##### Records for the exercise

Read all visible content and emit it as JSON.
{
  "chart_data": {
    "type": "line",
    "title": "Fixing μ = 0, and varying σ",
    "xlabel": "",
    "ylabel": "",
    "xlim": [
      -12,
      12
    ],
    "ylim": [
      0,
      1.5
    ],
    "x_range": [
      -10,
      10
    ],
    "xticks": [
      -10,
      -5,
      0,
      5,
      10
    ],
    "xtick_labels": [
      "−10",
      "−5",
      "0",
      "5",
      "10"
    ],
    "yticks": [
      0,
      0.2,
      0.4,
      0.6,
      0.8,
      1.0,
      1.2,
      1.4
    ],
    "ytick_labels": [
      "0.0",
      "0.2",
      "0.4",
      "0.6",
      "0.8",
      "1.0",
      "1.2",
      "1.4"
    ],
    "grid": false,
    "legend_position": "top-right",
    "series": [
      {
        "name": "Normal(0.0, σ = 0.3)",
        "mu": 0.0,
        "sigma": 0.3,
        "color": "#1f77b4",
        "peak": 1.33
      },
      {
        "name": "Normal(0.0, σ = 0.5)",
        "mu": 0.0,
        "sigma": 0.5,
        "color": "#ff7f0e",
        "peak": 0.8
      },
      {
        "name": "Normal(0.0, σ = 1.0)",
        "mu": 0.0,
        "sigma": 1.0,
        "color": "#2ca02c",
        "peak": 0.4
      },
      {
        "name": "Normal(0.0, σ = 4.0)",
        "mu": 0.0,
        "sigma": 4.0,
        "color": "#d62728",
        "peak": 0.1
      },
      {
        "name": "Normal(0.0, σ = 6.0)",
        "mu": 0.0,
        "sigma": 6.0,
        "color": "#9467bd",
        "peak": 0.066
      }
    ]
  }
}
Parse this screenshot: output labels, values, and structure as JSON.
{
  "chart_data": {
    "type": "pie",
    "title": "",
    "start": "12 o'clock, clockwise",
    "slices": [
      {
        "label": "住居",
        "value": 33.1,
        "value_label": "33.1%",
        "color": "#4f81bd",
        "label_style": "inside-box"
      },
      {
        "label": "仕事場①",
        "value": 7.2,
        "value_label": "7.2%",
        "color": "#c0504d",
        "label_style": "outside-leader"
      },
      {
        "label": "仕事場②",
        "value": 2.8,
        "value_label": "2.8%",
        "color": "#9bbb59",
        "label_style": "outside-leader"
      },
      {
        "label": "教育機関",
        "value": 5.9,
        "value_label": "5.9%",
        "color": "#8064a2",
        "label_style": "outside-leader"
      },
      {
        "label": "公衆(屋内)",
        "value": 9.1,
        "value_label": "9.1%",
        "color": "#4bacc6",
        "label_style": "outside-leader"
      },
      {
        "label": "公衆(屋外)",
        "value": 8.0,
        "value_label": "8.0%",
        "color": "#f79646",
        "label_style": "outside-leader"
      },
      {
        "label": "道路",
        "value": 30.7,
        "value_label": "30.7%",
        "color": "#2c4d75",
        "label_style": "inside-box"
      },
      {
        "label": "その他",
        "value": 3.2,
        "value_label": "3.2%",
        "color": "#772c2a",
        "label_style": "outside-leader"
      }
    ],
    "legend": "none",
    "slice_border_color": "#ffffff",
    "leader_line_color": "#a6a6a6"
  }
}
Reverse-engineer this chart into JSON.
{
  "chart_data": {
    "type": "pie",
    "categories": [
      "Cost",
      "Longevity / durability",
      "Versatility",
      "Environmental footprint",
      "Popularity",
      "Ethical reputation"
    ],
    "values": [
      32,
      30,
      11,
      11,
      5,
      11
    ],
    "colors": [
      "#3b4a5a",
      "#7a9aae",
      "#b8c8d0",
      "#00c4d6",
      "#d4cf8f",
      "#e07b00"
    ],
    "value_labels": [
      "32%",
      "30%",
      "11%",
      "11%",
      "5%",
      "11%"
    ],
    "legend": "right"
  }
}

##########

Task details: Extract each entry in full, exactly as given.

Exercise output:
Read all visible content and emit it as JSON.
{
  "chart_data": {
    "type": "line",
    "title": "Fixing μ = 0, and varying σ",
    "xlabel": "",
    "ylabel": "",
    "xlim": [
      -12,
      12
    ],
    "ylim": [
      0,
      1.5
    ],
    "x_range": [
      -10,
      10
    ],
    "xticks": [
      -10,
      -5,
      0,
      5,
      10
    ],
    "xtick_labels": [
      "−10",
      "−5",
      "0",
      "5",
      "10"
    ],
    "yticks": [
      0,
      0.2,
      0.4,
      0.6,
      0.8,
      1.0,
      1.2,
      1.4
    ],
    "ytick_labels": [
      "0.0",
      "0.2",
      "0.4",
      "0.6",
      "0.8",
      "1.0",
      "1.2",
      "1.4"
    ],
    "grid": false,
    "legend_position": "top-right",
    "series": [
      {
        "name": "Normal(0.0, σ = 0.3)",
        "mu": 0.0,
        "sigma": 0.3,
        "color": "#1f77b4",
        "peak": 1.33
      },
      {
        "name": "Normal(0.0, σ = 0.5)",
        "mu": 0.0,
        "sigma": 0.5,
        "color": "#ff7f0e",
        "peak": 0.8
      },
      {
        "name": "Normal(0.0, σ = 1.0)",
        "mu": 0.0,
        "sigma": 1.0,
        "color": "#2ca02c",
        "peak": 0.4
      },
      {
        "name": "Normal(0.0, σ = 4.0)",
        "mu": 0.0,
        "sigma": 4.0,
        "color": "#d62728",
        "peak": 0.1
      },
      {
        "name": "Normal(0.0, σ = 6.0)",
        "mu": 0.0,
        "sigma": 6.0,
        "color": "#9467bd",
        "peak": 0.066
      }
    ]
  }
}
Parse this screenshot: output labels, values, and structure as JSON.
{
  "chart_data": {
    "type": "pie",
    "title": "",
    "start": "12 o'clock, clockwise",
    "slices": [
      {
        "label": "住居",
        "value": 33.1,
        "value_label": "33.1%",
        "color": "#4f81bd",
        "label_style": "inside-box"
      },
      {
        "label": "仕事場①",
        "value": 7.2,
        "value_label": "7.2%",
        "color": "#c0504d",
        "label_style": "outside-leader"
      },
      {
        "label": "仕事場②",
        "value": 2.8,
        "value_label": "2.8%",
        "color": "#9bbb59",
        "label_style": "outside-leader"
      },
      {
        "label": "教育機関",
        "value": 5.9,
        "value_label": "5.9%",
        "color": "#8064a2",
        "label_style": "outside-leader"
      },
      {
        "label": "公衆(屋内)",
        "value": 9.1,
        "value_label": "9.1%",
        "color": "#4bacc6",
        "label_style": "outside-leader"
      },
      {
        "label": "公衆(屋外)",
        "value": 8.0,
        "value_label": "8.0%",
        "color": "#f79646",
        "label_style": "outside-leader"
      },
      {
        "label": "道路",
        "value": 30.7,
        "value_label": "30.7%",
        "color": "#2c4d75",
        "label_style": "inside-box"
      },
      {
        "label": "その他",
        "value": 3.2,
        "value_label": "3.2%",
        "color": "#772c2a",
        "label_style": "outside-leader"
      }
    ],
    "legend": "none",
    "slice_border_color": "#ffffff",
    "leader_line_color": "#a6a6a6"
  }
}
Reverse-engineer this chart into JSON.
{
  "chart_data": {
    "type": "pie",
    "categories": [
      "Cost",
      "Longevity / durability",
      "Versatility",
      "Environmental footprint",
      "Popularity",
      "Ethical reputation"
    ],
    "values": [
      32,
      30,
      11,
      11,
      5,
      11
    ],
    "colors": [
      "#3b4a5a",
      "#7a9aae",
      "#b8c8d0",
      "#00c4d6",
      "#d4cf8f",
      "#e07b00"
    ],
    "value_labels": [
      "32%",
      "30%",
      "11%",
      "11%",
      "5%",
      "11%"
    ],
    "legend": "right"
  }
}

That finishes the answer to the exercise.